• **What you have to do**
Copy out all the records exactly.

(Dataset records)
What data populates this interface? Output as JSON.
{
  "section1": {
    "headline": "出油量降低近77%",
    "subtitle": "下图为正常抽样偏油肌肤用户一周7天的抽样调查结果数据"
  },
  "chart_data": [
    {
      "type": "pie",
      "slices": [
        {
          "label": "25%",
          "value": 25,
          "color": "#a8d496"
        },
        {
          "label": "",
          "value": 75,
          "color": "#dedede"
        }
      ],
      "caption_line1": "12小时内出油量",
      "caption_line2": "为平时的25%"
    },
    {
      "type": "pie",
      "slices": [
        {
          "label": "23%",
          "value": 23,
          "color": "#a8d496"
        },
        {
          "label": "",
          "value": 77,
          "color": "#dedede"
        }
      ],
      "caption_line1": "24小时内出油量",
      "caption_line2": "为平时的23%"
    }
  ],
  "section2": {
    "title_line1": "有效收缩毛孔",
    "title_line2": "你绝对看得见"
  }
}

• **Result of this task**
What data populates this interface? Output as JSON.
{
  "section1": {
    "headline": "出油量降低近77%",
    "subtitle": "下图为正常抽样偏油肌肤用户一周7天的抽样调查结果数据"
  },
  "chart_data": [
    {
      "type": "pie",
      "slices": [
        {
          "label": "25%",
          "value": 25,
          "color": "#a8d496"
        },
        {
          "label": "",
          "value": 75,
          "color": "#dedede"
        }
      ],
      "caption_line1": "12小时内出油量",
      "caption_line2": "为平时的25%"
    },
    {
      "type": "pie",
      "slices": [
        {
          "label": "23%",
          "value": 23,
          "color": "#a8d496"
        },
        {
          "label": "",
          "value": 77,
          "color": "#dedede"
        }
      ],
      "caption_line1": "24小时内出油量",
      "caption_line2": "为平时的23%"
    }
  ],
  "section2": {
    "title_line1": "有效收缩毛孔",
    "title_line2": "你绝对看得见"
  }
}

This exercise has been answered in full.